++++ Records for the task
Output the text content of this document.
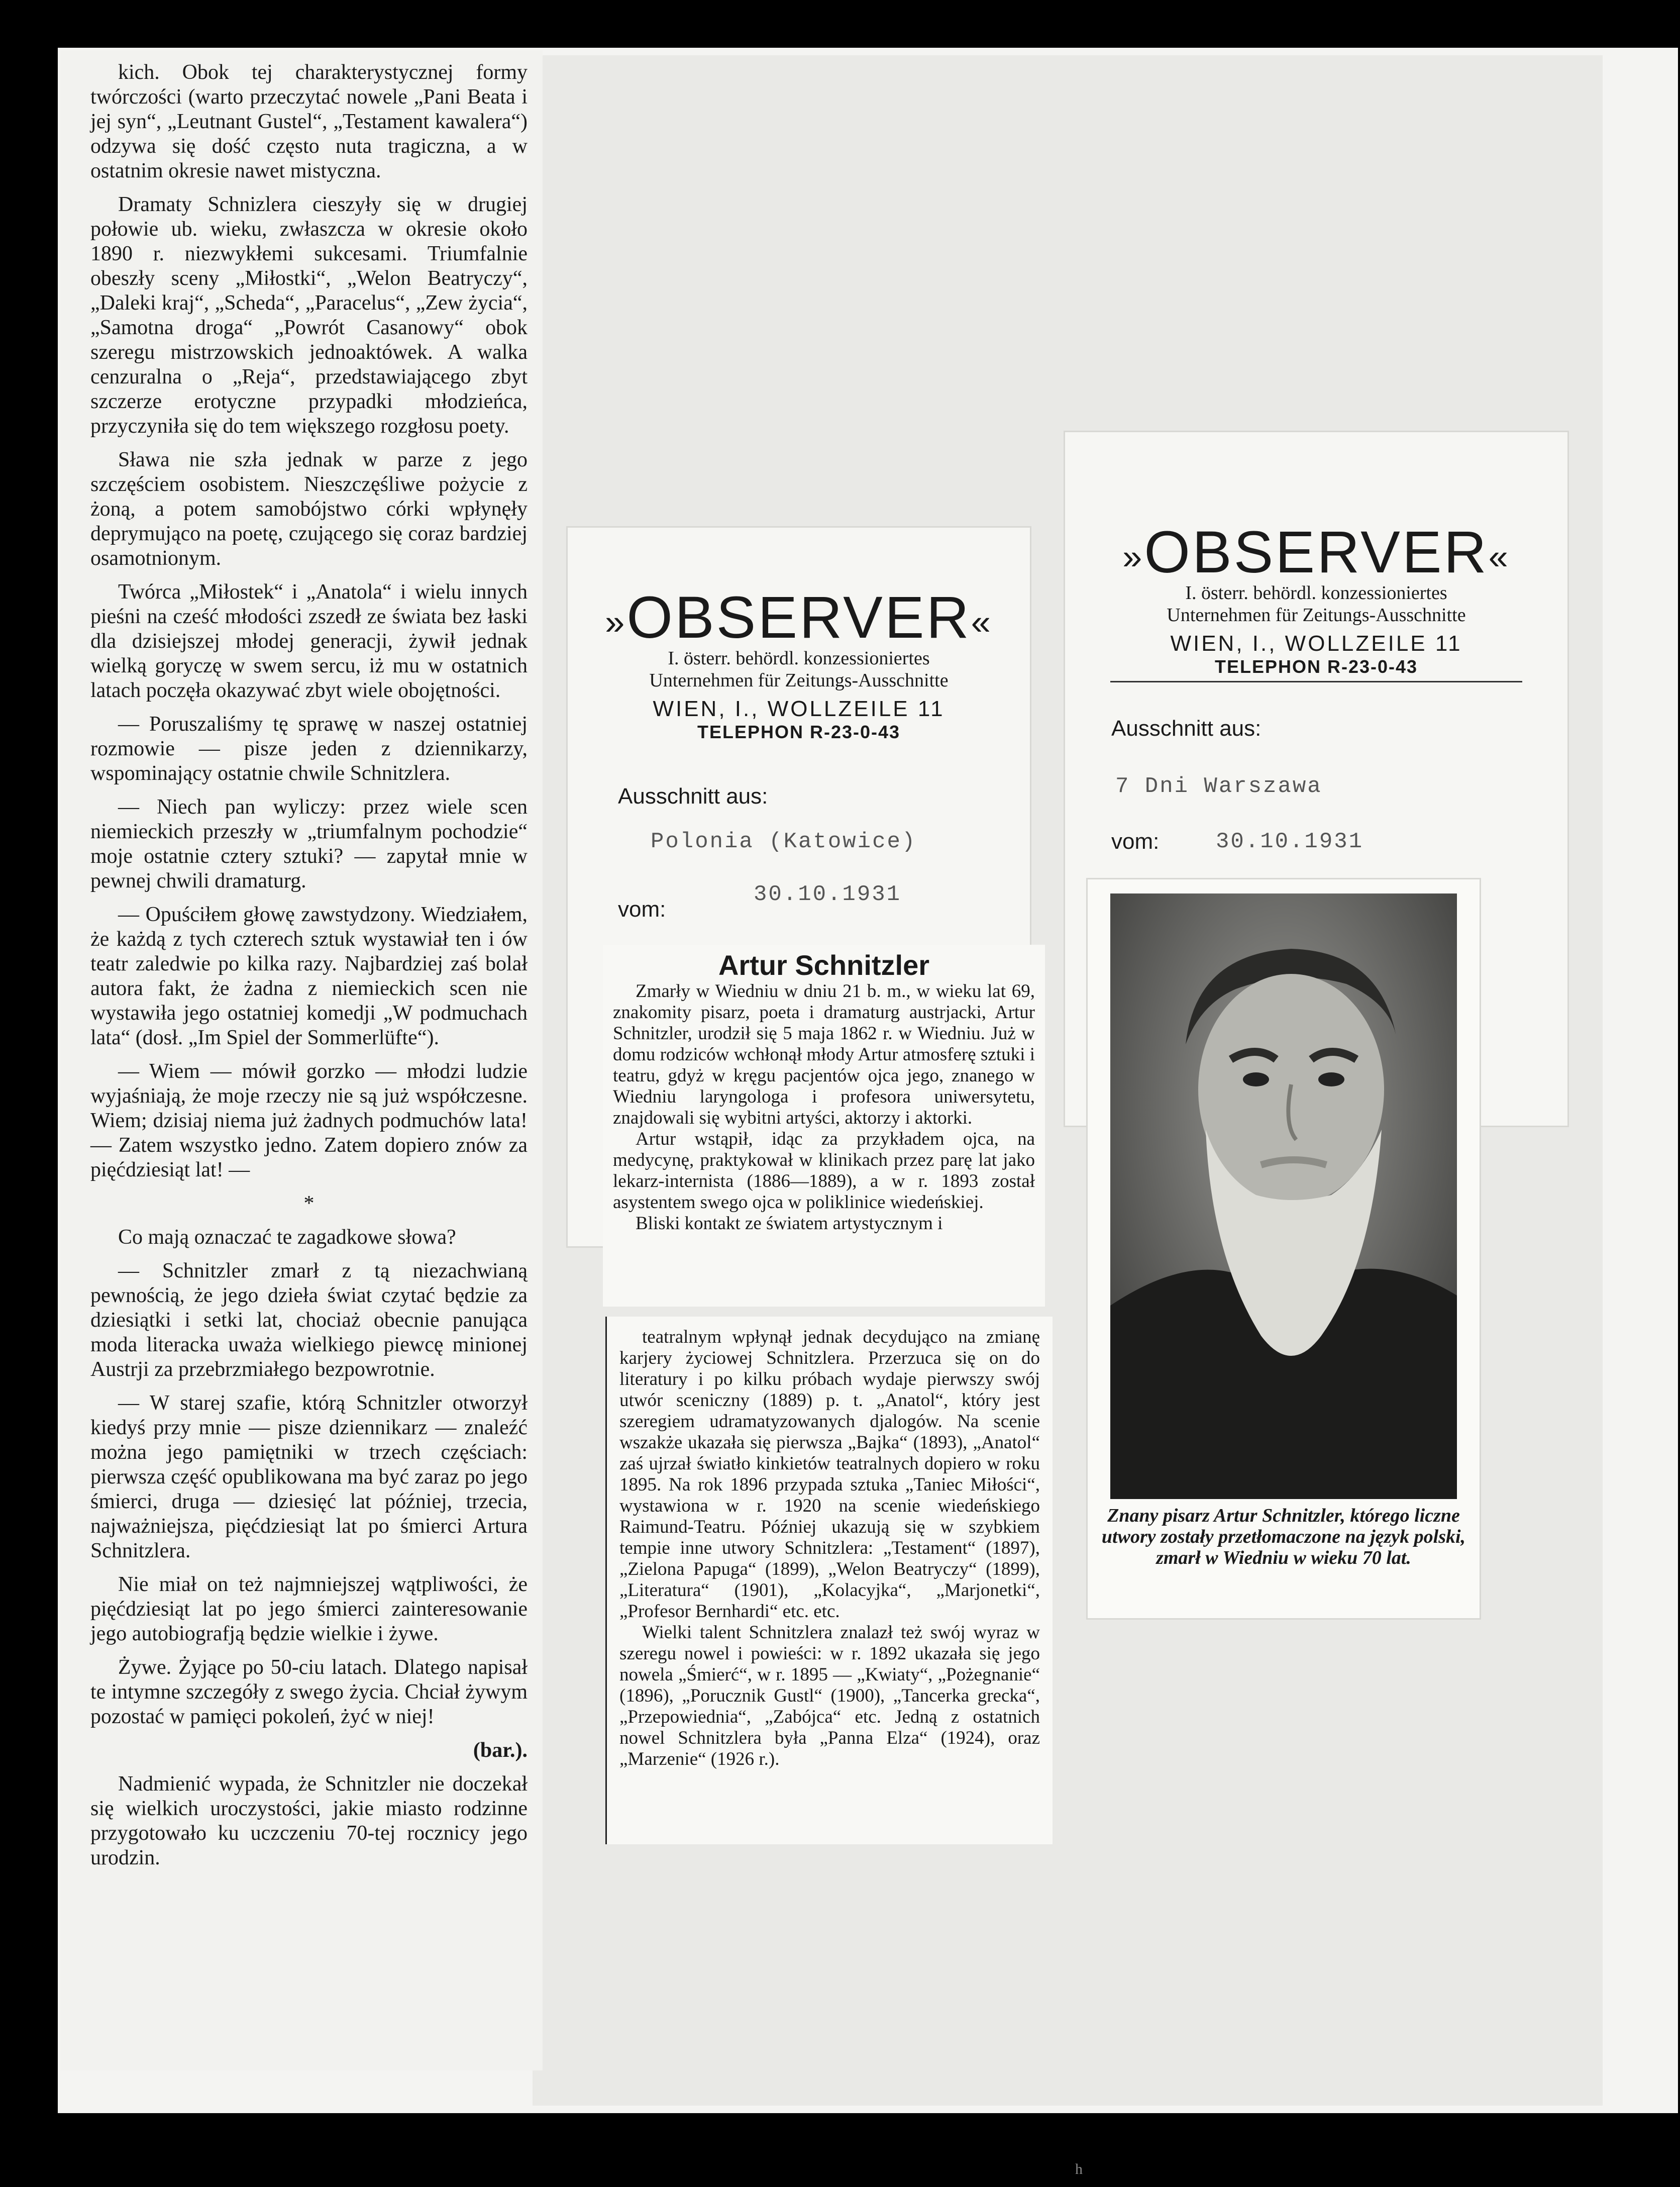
kich. Obok tej charakterystycznej formy twórczości (warto przeczytać nowele „Pani Beata i jej syn“, „Leutnant Gustel“, „Testament kawalera“) odzywa się dość często nuta tragiczna, a w ostatnim okresie nawet mistyczna.

Dramaty Schnizlera cieszyły się w drugiej połowie ub. wieku, zwłaszcza w okresie około 1890 r. niezwykłemi sukcesami. Triumfalnie obeszły sceny „Miłostki“, „Welon Beatryczy“, „Daleki kraj“, „Scheda“, „Paracelus“, „Zew życia“, „Samotna droga“ „Powrót Casanowy“ obok szeregu mistrzowskich jednoaktówek. A walka cenzuralna o „Reja“, przedstawiającego zbyt szczerze erotyczne przypadki młodzieńca, przyczyniła się do tem większego rozgłosu poety.

Sława nie szła jednak w parze z jego szczęściem osobistem. Nieszczęśliwe pożycie z żoną, a potem samobójstwo córki wpłynęły deprymująco na poetę, czującego się coraz bardziej osamotnionym.

Twórca „Miłostek“ i „Anatola“ i wielu innych pieśni na cześć młodości zszedł ze świata bez łaski dla dzisiejszej młodej generacji, żywił jednak wielką goryczę w swem sercu, iż mu w ostatnich latach poczęła okazywać zbyt wiele obojętności.

— Poruszaliśmy tę sprawę w naszej ostatniej rozmowie — pisze jeden z dziennikarzy, wspominający ostatnie chwile Schnitzlera.

— Niech pan wyliczy: przez wiele scen niemieckich przeszły w „triumfalnym pochodzie“ moje ostatnie cztery sztuki? — zapytał mnie w pewnej chwili dramaturg.

— Opuściłem głowę zawstydzony. Wiedziałem, że każdą z tych czterech sztuk wystawiał ten i ów teatr zaledwie po kilka razy. Najbardziej zaś bolał autora fakt, że żadna z niemieckich scen nie wystawiła jego ostatniej komedji „W podmuchach lata“ (dosł. „Im Spiel der Sommerlüfte“).

— Wiem — mówił gorzko — młodzi ludzie wyjaśniają, że moje rzeczy nie są już współczesne. Wiem; dzisiaj niema już żadnych podmuchów lata! — Zatem wszystko jedno. Zatem dopiero znów za pięćdziesiąt lat! —

*

Co mają oznaczać te zagadkowe słowa?

— Schnitzler zmarł z tą niezachwianą pewnością, że jego dzieła świat czytać będzie za dziesiątki i setki lat, chociaż obecnie panująca moda literacka uważa wielkiego piewcę minionej Austrji za przebrzmiałego bezpowrotnie.

— W starej szafie, którą Schnitzler otworzył kiedyś przy mnie — pisze dziennikarz — znaleźć można jego pamiętniki w trzech częściach: pierwsza część opublikowana ma być zaraz po jego śmierci, druga — dziesięć lat później, trzecia, najważniejsza, pięćdziesiąt lat po śmierci Artura Schnitzlera.

Nie miał on też najmniejszej wątpliwości, że pięćdziesiąt lat po jego śmierci zainteresowanie jego autobiografją będzie wielkie i żywe.

Żywe. Żyjące po 50-ciu latach. Dlatego napisał te intymne szczegóły z swego życia. Chciał żywym pozostać w pamięci pokoleń, żyć w niej!

(bar.).

Nadmienić wypada, że Schnitzler nie doczekał się wielkich uroczystości, jakie miasto rodzinne przygotowało ku uczczeniu 70-tej rocznicy jego urodzin.

»OBSERVER«
I. österr. behördl. konzessioniertes
Unternehmen für Zeitungs-Ausschnitte
WIEN, I., WOLLZEILE 11
TELEPHON R-23-0-43
Ausschnitt aus:
Polonia (Katowice)
vom:
30.10.1931
Artur Schnitzler

Zmarły w Wiedniu w dniu 21 b. m., w wieku lat 69, znakomity pisarz, poeta i dramaturg austrjacki, Artur Schnitzler, urodził się 5 maja 1862 r. w Wiedniu. Już w domu rodziców wchłonął młody Artur atmosferę sztuki i teatru, gdyż w kręgu pacjentów ojca jego, znanego w Wiedniu laryngologa i profesora uniwersytetu, znajdowali się wybitni artyści, aktorzy i aktorki.

Artur wstąpił, idąc za przykładem ojca, na medycynę, praktykował w klinikach przez parę lat jako lekarz-internista (1886—1889), a w r. 1893 został asystentem swego ojca w poliklinice wiedeńskiej.

Bliski kontakt ze światem artystycznym i

teatralnym wpłynął jednak decydująco na zmianę karjery życiowej Schnitzlera. Przerzuca się on do literatury i po kilku próbach wydaje pierwszy swój utwór sceniczny (1889) p. t. „Anatol“, który jest szeregiem udramatyzowanych djalogów. Na scenie wszakże ukazała się pierwsza „Bajka“ (1893), „Anatol“ zaś ujrzał światło kinkietów teatralnych dopiero w roku 1895. Na rok 1896 przypada sztuka „Taniec Miłości“, wystawiona w r. 1920 na scenie wiedeńskiego Raimund-Teatru. Później ukazują się w szybkiem tempie inne utwory Schnitzlera: „Testament“ (1897), „Zielona Papuga“ (1899), „Welon Beatryczy“ (1899), „Literatura“ (1901), „Kolacyjka“, „Marjonetki“, „Profesor Bernhardi“ etc. etc.

Wielki talent Schnitzlera znalazł też swój wyraz w szeregu nowel i powieści: w r. 1892 ukazała się jego nowela „Śmierć“, w r. 1895 — „Kwiaty“, „Pożegnanie“ (1896), „Porucznik Gustl“ (1900), „Tancerka grecka“, „Przepowiednia“, „Zabójca“ etc. Jedną z ostatnich nowel Schnitzlera była „Panna Elza“ (1924), oraz „Marzenie“ (1926 r.).

»OBSERVER«
I. österr. behördl. konzessioniertes
Unternehmen für Zeitungs-Ausschnitte
WIEN, I., WOLLZEILE 11
TELEPHON R-23-0-43
Ausschnitt aus:
7 Dni Warszawa
vom:	30.10.1931
Znany pisarz Artur Schnitzler, którego liczne utwory zostały przetłomaczone na język polski, zmarł w Wiedniu w wieku 70 lat.
h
++++++++
» Short task: Copy all the records above exactly, but leave out the pictures.

» Solution:
Output the text content of this document.
kich. Obok tej charakterystycznej formy twórczości (warto przeczytać nowele „Pani Beata i jej syn“, „Leutnant Gustel“, „Testament kawalera“) odzywa się dość często nuta tragiczna, a w ostatnim okresie nawet mistyczna.

Dramaty Schnizlera cieszyły się w drugiej połowie ub. wieku, zwłaszcza w okresie około 1890 r. niezwykłemi sukcesami. Triumfalnie obeszły sceny „Miłostki“, „Welon Beatryczy“, „Daleki kraj“, „Scheda“, „Paracelus“, „Zew życia“, „Samotna droga“ „Powrót Casanowy“ obok szeregu mistrzowskich jednoaktówek. A walka cenzuralna o „Reja“, przedstawiającego zbyt szczerze erotyczne przypadki młodzieńca, przyczyniła się do tem większego rozgłosu poety.

Sława nie szła jednak w parze z jego szczęściem osobistem. Nieszczęśliwe pożycie z żoną, a potem samobójstwo córki wpłynęły deprymująco na poetę, czującego się coraz bardziej osamotnionym.

Twórca „Miłostek“ i „Anatola“ i wielu innych pieśni na cześć młodości zszedł ze świata bez łaski dla dzisiejszej młodej generacji, żywił jednak wielką goryczę w swem sercu, iż mu w ostatnich latach poczęła okazywać zbyt wiele obojętności.

— Poruszaliśmy tę sprawę w naszej ostatniej rozmowie — pisze jeden z dziennikarzy, wspominający ostatnie chwile Schnitzlera.

— Niech pan wyliczy: przez wiele scen niemieckich przeszły w „triumfalnym pochodzie“ moje ostatnie cztery sztuki? — zapytał mnie w pewnej chwili dramaturg.

— Opuściłem głowę zawstydzony. Wiedziałem, że każdą z tych czterech sztuk wystawiał ten i ów teatr zaledwie po kilka razy. Najbardziej zaś bolał autora fakt, że żadna z niemieckich scen nie wystawiła jego ostatniej komedji „W podmuchach lata“ (dosł. „Im Spiel der Sommerlüfte“).

— Wiem — mówił gorzko — młodzi ludzie wyjaśniają, że moje rzeczy nie są już współczesne. Wiem; dzisiaj niema już żadnych podmuchów lata! — Zatem wszystko jedno. Zatem dopiero znów za pięćdziesiąt lat! —

*

Co mają oznaczać te zagadkowe słowa?

— Schnitzler zmarł z tą niezachwianą pewnością, że jego dzieła świat czytać będzie za dziesiątki i setki lat, chociaż obecnie panująca moda literacka uważa wielkiego piewcę minionej Austrji za przebrzmiałego bezpowrotnie.

— W starej szafie, którą Schnitzler otworzył kiedyś przy mnie — pisze dziennikarz — znaleźć można jego pamiętniki w trzech częściach: pierwsza część opublikowana ma być zaraz po jego śmierci, druga — dziesięć lat później, trzecia, najważniejsza, pięćdziesiąt lat po śmierci Artura Schnitzlera.

Nie miał on też najmniejszej wątpliwości, że pięćdziesiąt lat po jego śmierci zainteresowanie jego autobiografją będzie wielkie i żywe.

Żywe. Żyjące po 50-ciu latach. Dlatego napisał te intymne szczegóły z swego życia. Chciał żywym pozostać w pamięci pokoleń, żyć w niej!

(bar.).

Nadmienić wypada, że Schnitzler nie doczekał się wielkich uroczystości, jakie miasto rodzinne przygotowało ku uczczeniu 70-tej rocznicy jego urodzin.

»OBSERVER«
I. österr. behördl. konzessioniertes
Unternehmen für Zeitungs-Ausschnitte
WIEN, I., WOLLZEILE 11
TELEPHON R-23-0-43
Ausschnitt aus:
Polonia (Katowice)
vom:
30.10.1931
Artur Schnitzler

Zmarły w Wiedniu w dniu 21 b. m., w wieku lat 69, znakomity pisarz, poeta i dramaturg austrjacki, Artur Schnitzler, urodził się 5 maja 1862 r. w Wiedniu. Już w domu rodziców wchłonął młody Artur atmosferę sztuki i teatru, gdyż w kręgu pacjentów ojca jego, znanego w Wiedniu laryngologa i profesora uniwersytetu, znajdowali się wybitni artyści, aktorzy i aktorki.

Artur wstąpił, idąc za przykładem ojca, na medycynę, praktykował w klinikach przez parę lat jako lekarz-internista (1886—1889), a w r. 1893 został asystentem swego ojca w poliklinice wiedeńskiej.

Bliski kontakt ze światem artystycznym i

teatralnym wpłynął jednak decydująco na zmianę karjery życiowej Schnitzlera. Przerzuca się on do literatury i po kilku próbach wydaje pierwszy swój utwór sceniczny (1889) p. t. „Anatol“, który jest szeregiem udramatyzowanych djalogów. Na scenie wszakże ukazała się pierwsza „Bajka“ (1893), „Anatol“ zaś ujrzał światło kinkietów teatralnych dopiero w roku 1895. Na rok 1896 przypada sztuka „Taniec Miłości“, wystawiona w r. 1920 na scenie wiedeńskiego Raimund-Teatru. Później ukazują się w szybkiem tempie inne utwory Schnitzlera: „Testament“ (1897), „Zielona Papuga“ (1899), „Welon Beatryczy“ (1899), „Literatura“ (1901), „Kolacyjka“, „Marjonetki“, „Profesor Bernhardi“ etc. etc.

Wielki talent Schnitzlera znalazł też swój wyraz w szeregu nowel i powieści: w r. 1892 ukazała się jego nowela „Śmierć“, w r. 1895 — „Kwiaty“, „Pożegnanie“ (1896), „Porucznik Gustl“ (1900), „Tancerka grecka“, „Przepowiednia“, „Zabójca“ etc. Jedną z ostatnich nowel Schnitzlera była „Panna Elza“ (1924), oraz „Marzenie“ (1926 r.).

»OBSERVER«
I. österr. behördl. konzessioniertes
Unternehmen für Zeitungs-Ausschnitte
WIEN, I., WOLLZEILE 11
TELEPHON R-23-0-43
Ausschnitt aus:
7 Dni Warszawa
vom:	30.10.1931
Znany pisarz Artur Schnitzler, którego liczne utwory zostały przetłomaczone na język polski, zmarł w Wiedniu w wieku 70 lat.
h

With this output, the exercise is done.